Required task – Scan the data for "nsowie" and copy the lines it appears in.

Figure collection entries
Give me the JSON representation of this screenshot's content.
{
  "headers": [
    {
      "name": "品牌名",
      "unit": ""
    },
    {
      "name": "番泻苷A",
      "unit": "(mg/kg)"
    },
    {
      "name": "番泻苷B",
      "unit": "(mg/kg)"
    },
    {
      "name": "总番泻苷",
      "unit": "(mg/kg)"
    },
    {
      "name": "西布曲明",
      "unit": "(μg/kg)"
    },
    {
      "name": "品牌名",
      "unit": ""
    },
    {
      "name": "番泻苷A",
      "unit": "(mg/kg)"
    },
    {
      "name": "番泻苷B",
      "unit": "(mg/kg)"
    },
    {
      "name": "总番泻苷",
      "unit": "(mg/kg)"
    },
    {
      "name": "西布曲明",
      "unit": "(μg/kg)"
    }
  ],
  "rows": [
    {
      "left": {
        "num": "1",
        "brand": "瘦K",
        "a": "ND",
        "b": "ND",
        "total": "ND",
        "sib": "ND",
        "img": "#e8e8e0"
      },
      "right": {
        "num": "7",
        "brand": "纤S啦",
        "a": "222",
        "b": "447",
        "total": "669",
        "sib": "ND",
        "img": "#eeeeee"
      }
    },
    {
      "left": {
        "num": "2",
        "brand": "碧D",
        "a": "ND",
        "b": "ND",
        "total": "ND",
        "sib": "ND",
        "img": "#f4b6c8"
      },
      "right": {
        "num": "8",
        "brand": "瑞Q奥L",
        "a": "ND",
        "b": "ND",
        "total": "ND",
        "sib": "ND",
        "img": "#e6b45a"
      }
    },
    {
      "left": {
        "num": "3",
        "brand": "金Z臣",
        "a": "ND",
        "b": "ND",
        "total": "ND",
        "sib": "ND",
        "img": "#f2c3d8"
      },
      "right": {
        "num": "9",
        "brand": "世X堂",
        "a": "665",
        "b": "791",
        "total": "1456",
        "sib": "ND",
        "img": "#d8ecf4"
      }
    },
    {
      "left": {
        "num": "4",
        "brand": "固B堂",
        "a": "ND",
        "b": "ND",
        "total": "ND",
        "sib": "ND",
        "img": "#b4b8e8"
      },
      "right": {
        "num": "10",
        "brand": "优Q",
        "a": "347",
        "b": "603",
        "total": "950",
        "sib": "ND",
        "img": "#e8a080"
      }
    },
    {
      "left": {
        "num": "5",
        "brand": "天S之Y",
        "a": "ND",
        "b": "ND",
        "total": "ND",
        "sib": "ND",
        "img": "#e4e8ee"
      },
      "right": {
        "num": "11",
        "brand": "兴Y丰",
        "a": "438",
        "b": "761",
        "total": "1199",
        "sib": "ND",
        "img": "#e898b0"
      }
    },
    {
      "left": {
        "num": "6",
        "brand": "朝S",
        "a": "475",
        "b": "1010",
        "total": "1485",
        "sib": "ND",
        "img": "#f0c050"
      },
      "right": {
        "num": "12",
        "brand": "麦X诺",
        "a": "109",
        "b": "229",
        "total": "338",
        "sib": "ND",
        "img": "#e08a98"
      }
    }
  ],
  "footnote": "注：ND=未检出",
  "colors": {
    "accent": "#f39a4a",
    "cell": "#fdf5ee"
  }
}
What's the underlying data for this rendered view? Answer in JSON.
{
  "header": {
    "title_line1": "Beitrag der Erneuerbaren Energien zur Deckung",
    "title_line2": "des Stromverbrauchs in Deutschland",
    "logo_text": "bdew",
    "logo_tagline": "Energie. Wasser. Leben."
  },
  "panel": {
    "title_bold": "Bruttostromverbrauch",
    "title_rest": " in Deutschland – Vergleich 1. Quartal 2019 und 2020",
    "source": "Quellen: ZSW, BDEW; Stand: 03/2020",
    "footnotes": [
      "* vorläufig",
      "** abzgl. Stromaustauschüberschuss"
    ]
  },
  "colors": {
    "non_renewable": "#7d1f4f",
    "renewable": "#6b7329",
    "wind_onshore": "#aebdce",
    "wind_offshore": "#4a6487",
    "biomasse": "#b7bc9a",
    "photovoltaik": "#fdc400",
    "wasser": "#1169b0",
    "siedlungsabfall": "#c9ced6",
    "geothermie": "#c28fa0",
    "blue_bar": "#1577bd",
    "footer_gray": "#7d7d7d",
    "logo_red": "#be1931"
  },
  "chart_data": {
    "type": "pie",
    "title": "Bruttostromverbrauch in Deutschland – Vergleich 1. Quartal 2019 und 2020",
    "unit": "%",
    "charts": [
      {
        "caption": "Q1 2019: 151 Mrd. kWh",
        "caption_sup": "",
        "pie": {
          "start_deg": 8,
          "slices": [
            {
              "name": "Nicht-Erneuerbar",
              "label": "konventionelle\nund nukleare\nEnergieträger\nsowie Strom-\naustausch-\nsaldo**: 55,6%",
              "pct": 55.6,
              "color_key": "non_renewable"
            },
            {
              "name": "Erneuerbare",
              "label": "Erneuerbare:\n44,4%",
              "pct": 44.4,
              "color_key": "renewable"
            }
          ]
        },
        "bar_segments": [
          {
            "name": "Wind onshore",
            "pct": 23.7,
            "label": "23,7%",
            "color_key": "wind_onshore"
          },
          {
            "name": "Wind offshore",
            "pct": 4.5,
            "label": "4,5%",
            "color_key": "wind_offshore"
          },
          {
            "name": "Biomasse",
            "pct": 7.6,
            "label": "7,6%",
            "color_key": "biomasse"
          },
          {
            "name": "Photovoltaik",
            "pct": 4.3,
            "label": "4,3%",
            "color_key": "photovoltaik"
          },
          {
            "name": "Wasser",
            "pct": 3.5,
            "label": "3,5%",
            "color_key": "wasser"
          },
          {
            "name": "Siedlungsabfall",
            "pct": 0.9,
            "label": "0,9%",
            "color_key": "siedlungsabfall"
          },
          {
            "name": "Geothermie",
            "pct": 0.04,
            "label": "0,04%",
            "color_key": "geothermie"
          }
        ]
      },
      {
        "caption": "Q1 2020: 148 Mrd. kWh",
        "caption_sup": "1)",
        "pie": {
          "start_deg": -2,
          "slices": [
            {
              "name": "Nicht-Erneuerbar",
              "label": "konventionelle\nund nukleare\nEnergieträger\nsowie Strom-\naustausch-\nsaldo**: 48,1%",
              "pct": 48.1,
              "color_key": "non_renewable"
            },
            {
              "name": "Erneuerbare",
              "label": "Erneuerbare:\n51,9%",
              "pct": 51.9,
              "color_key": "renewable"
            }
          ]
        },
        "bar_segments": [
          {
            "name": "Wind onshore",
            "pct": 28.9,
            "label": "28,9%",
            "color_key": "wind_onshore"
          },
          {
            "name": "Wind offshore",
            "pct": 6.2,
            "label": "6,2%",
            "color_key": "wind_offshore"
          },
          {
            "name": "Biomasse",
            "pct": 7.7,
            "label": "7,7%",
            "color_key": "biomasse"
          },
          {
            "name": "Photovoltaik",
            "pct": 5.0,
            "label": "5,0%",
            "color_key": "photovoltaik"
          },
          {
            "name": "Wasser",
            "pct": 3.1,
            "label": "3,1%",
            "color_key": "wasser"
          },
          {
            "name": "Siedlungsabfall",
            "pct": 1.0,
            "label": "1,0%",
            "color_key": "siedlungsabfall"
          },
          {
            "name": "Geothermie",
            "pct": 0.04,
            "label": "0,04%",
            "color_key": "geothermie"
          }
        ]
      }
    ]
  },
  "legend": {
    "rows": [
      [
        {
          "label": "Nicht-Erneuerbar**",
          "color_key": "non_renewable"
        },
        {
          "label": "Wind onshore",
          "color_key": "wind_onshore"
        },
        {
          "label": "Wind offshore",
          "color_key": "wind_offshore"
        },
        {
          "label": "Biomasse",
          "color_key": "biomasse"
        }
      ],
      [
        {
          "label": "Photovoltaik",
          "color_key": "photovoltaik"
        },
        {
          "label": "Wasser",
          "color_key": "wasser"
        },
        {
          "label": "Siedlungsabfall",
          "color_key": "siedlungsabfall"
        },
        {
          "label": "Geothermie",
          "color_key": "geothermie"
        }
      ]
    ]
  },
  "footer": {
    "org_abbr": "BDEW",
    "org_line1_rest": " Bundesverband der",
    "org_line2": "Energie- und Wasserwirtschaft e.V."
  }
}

Result of the exercise –
              "label": "konventionelle\nund nukleare\nEnergieträger\nsowie Strom-\naustausch-\nsaldo**: 55,6%",
              "label": "konventionelle\nund nukleare\nEnergieträger\nsowie Strom-\naustausch-\nsaldo**: 48,1%",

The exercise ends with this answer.